PROBLEM REQUIREMENTS: Every record must be repeated exactly, with no omission.

LISTED RECORDS:
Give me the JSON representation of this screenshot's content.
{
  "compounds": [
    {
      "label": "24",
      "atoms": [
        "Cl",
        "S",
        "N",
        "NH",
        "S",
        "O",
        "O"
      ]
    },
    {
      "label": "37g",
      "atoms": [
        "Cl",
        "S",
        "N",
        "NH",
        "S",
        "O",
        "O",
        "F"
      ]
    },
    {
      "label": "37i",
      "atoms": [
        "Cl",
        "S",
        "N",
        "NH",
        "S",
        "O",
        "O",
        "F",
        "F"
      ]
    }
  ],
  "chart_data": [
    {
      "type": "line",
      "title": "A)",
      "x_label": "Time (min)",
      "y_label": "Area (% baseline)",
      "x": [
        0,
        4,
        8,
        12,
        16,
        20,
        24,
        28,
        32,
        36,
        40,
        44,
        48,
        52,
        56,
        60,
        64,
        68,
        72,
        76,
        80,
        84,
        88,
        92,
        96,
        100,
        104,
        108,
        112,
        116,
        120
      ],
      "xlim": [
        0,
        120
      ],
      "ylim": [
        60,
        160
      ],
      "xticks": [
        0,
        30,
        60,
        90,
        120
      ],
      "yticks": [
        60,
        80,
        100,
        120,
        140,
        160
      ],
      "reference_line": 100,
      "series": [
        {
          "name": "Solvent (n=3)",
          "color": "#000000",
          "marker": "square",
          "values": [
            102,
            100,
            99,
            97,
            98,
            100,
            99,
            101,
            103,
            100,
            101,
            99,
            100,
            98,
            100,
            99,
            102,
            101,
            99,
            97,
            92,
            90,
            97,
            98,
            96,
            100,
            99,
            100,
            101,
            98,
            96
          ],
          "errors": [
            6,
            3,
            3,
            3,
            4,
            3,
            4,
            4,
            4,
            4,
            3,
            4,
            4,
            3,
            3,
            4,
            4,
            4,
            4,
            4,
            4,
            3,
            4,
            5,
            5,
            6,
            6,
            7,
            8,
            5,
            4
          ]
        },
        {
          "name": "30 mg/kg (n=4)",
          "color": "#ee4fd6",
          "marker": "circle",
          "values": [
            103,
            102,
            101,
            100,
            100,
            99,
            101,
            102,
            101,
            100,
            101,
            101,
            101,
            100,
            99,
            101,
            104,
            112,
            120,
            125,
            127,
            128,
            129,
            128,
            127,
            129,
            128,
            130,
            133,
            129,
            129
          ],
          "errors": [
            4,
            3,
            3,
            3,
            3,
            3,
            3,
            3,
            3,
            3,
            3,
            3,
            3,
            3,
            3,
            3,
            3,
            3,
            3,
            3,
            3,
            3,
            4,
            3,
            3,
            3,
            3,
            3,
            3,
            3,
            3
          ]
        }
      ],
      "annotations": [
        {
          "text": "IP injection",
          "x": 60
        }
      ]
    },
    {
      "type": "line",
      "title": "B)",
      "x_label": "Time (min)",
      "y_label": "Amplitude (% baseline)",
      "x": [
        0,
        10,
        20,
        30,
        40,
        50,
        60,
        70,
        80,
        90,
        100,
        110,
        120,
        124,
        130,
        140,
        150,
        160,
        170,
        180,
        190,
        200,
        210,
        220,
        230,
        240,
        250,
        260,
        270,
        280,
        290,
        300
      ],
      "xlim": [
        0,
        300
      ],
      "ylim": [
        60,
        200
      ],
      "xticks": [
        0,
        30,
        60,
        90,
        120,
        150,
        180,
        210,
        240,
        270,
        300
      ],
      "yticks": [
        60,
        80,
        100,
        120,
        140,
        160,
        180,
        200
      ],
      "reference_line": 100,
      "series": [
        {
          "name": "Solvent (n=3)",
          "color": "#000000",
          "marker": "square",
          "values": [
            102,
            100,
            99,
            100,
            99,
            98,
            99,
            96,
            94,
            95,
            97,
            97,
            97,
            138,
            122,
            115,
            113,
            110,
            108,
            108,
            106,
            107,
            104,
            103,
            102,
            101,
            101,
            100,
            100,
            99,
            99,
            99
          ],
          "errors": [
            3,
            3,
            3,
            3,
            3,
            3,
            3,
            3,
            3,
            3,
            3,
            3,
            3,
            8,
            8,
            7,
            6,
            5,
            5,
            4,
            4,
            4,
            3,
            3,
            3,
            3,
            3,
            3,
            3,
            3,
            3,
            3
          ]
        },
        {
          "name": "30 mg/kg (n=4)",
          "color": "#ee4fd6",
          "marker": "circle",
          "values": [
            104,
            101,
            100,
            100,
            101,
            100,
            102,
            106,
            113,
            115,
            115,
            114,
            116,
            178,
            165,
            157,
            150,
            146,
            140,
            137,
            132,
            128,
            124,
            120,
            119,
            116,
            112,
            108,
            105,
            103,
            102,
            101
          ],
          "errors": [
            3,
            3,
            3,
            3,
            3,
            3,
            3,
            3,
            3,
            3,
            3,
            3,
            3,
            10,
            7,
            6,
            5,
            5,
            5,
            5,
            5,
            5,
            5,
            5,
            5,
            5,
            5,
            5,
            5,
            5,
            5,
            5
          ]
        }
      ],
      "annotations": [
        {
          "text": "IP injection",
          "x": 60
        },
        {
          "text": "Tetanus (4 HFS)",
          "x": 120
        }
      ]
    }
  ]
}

COMPLETE OUTPUT:
Give me the JSON representation of this screenshot's content.
{
  "compounds": [
    {
      "label": "24",
      "atoms": [
        "Cl",
        "S",
        "N",
        "NH",
        "S",
        "O",
        "O"
      ]
    },
    {
      "label": "37g",
      "atoms": [
        "Cl",
        "S",
        "N",
        "NH",
        "S",
        "O",
        "O",
        "F"
      ]
    },
    {
      "label": "37i",
      "atoms": [
        "Cl",
        "S",
        "N",
        "NH",
        "S",
        "O",
        "O",
        "F",
        "F"
      ]
    }
  ],
  "chart_data": [
    {
      "type": "line",
      "title": "A)",
      "x_label": "Time (min)",
      "y_label": "Area (% baseline)",
      "x": [
        0,
        4,
        8,
        12,
        16,
        20,
        24,
        28,
        32,
        36,
        40,
        44,
        48,
        52,
        56,
        60,
        64,
        68,
        72,
        76,
        80,
        84,
        88,
        92,
        96,
        100,
        104,
        108,
        112,
        116,
        120
      ],
      "xlim": [
        0,
        120
      ],
      "ylim": [
        60,
        160
      ],
      "xticks": [
        0,
        30,
        60,
        90,
        120
      ],
      "yticks": [
        60,
        80,
        100,
        120,
        140,
        160
      ],
      "reference_line": 100,
      "series": [
        {
          "name": "Solvent (n=3)",
          "color": "#000000",
          "marker": "square",
          "values": [
            102,
            100,
            99,
            97,
            98,
            100,
            99,
            101,
            103,
            100,
            101,
            99,
            100,
            98,
            100,
            99,
            102,
            101,
            99,
            97,
            92,
            90,
            97,
            98,
            96,
            100,
            99,
            100,
            101,
            98,
            96
          ],
          "errors": [
            6,
            3,
            3,
            3,
            4,
            3,
            4,
            4,
            4,
            4,
            3,
            4,
            4,
            3,
            3,
            4,
            4,
            4,
            4,
            4,
            4,
            3,
            4,
            5,
            5,
            6,
            6,
            7,
            8,
            5,
            4
          ]
        },
        {
          "name": "30 mg/kg (n=4)",
          "color": "#ee4fd6",
          "marker": "circle",
          "values": [
            103,
            102,
            101,
            100,
            100,
            99,
            101,
            102,
            101,
            100,
            101,
            101,
            101,
            100,
            99,
            101,
            104,
            112,
            120,
            125,
            127,
            128,
            129,
            128,
            127,
            129,
            128,
            130,
            133,
            129,
            129
          ],
          "errors": [
            4,
            3,
            3,
            3,
            3,
            3,
            3,
            3,
            3,
            3,
            3,
            3,
            3,
            3,
            3,
            3,
            3,
            3,
            3,
            3,
            3,
            3,
            4,
            3,
            3,
            3,
            3,
            3,
            3,
            3,
            3
          ]
        }
      ],
      "annotations": [
        {
          "text": "IP injection",
          "x": 60
        }
      ]
    },
    {
      "type": "line",
      "title": "B)",
      "x_label": "Time (min)",
      "y_label": "Amplitude (% baseline)",
      "x": [
        0,
        10,
        20,
        30,
        40,
        50,
        60,
        70,
        80,
        90,
        100,
        110,
        120,
        124,
        130,
        140,
        150,
        160,
        170,
        180,
        190,
        200,
        210,
        220,
        230,
        240,
        250,
        260,
        270,
        280,
        290,
        300
      ],
      "xlim": [
        0,
        300
      ],
      "ylim": [
        60,
        200
      ],
      "xticks": [
        0,
        30,
        60,
        90,
        120,
        150,
        180,
        210,
        240,
        270,
        300
      ],
      "yticks": [
        60,
        80,
        100,
        120,
        140,
        160,
        180,
        200
      ],
      "reference_line": 100,
      "series": [
        {
          "name": "Solvent (n=3)",
          "color": "#000000",
          "marker": "square",
          "values": [
            102,
            100,
            99,
            100,
            99,
            98,
            99,
            96,
            94,
            95,
            97,
            97,
            97,
            138,
            122,
            115,
            113,
            110,
            108,
            108,
            106,
            107,
            104,
            103,
            102,
            101,
            101,
            100,
            100,
            99,
            99,
            99
          ],
          "errors": [
            3,
            3,
            3,
            3,
            3,
            3,
            3,
            3,
            3,
            3,
            3,
            3,
            3,
            8,
            8,
            7,
            6,
            5,
            5,
            4,
            4,
            4,
            3,
            3,
            3,
            3,
            3,
            3,
            3,
            3,
            3,
            3
          ]
        },
        {
          "name": "30 mg/kg (n=4)",
          "color": "#ee4fd6",
          "marker": "circle",
          "values": [
            104,
            101,
            100,
            100,
            101,
            100,
            102,
            106,
            113,
            115,
            115,
            114,
            116,
            178,
            165,
            157,
            150,
            146,
            140,
            137,
            132,
            128,
            124,
            120,
            119,
            116,
            112,
            108,
            105,
            103,
            102,
            101
          ],
          "errors": [
            3,
            3,
            3,
            3,
            3,
            3,
            3,
            3,
            3,
            3,
            3,
            3,
            3,
            10,
            7,
            6,
            5,
            5,
            5,
            5,
            5,
            5,
            5,
            5,
            5,
            5,
            5,
            5,
            5,
            5,
            5,
            5
          ]
        }
      ],
      "annotations": [
        {
          "text": "IP injection",
          "x": 60
        },
        {
          "text": "Tetanus (4 HFS)",
          "x": 120
        }
      ]
    }
  ]
}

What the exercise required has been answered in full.